## Begin
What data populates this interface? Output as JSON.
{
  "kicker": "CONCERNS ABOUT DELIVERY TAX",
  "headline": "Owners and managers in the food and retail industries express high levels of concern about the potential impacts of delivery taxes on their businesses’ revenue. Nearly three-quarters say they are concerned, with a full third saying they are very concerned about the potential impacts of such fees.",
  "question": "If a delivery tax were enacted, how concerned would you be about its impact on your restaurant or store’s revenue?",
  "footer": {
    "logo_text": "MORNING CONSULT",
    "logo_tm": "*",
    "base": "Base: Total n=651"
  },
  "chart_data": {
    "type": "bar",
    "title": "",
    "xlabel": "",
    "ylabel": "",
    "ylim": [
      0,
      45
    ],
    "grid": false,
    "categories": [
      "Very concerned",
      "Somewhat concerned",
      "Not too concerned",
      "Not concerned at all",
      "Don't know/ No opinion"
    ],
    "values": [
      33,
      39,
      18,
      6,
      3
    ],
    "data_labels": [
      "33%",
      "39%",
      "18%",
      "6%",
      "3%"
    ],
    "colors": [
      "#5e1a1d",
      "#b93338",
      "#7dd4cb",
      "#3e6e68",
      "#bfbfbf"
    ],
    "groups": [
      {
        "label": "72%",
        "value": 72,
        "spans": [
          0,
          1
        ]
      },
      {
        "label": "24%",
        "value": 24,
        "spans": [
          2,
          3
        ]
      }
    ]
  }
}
## End
▶ **SET EXERCISE**
Print all of the entries exactly as they are written.

▶ **THE REPLY**
What data populates this interface? Output as JSON.
{
  "kicker": "CONCERNS ABOUT DELIVERY TAX",
  "headline": "Owners and managers in the food and retail industries express high levels of concern about the potential impacts of delivery taxes on their businesses’ revenue. Nearly three-quarters say they are concerned, with a full third saying they are very concerned about the potential impacts of such fees.",
  "question": "If a delivery tax were enacted, how concerned would you be about its impact on your restaurant or store’s revenue?",
  "footer": {
    "logo_text": "MORNING CONSULT",
    "logo_tm": "*",
    "base": "Base: Total n=651"
  },
  "chart_data": {
    "type": "bar",
    "title": "",
    "xlabel": "",
    "ylabel": "",
    "ylim": [
      0,
      45
    ],
    "grid": false,
    "categories": [
      "Very concerned",
      "Somewhat concerned",
      "Not too concerned",
      "Not concerned at all",
      "Don't know/ No opinion"
    ],
    "values": [
      33,
      39,
      18,
      6,
      3
    ],
    "data_labels": [
      "33%",
      "39%",
      "18%",
      "6%",
      "3%"
    ],
    "colors": [
      "#5e1a1d",
      "#b93338",
      "#7dd4cb",
      "#3e6e68",
      "#bfbfbf"
    ],
    "groups": [
      {
        "label": "72%",
        "value": 72,
        "spans": [
          0,
          1
        ]
      },
      {
        "label": "24%",
        "value": 24,
        "spans": [
          2,
          3
        ]
      }
    ]
  }
}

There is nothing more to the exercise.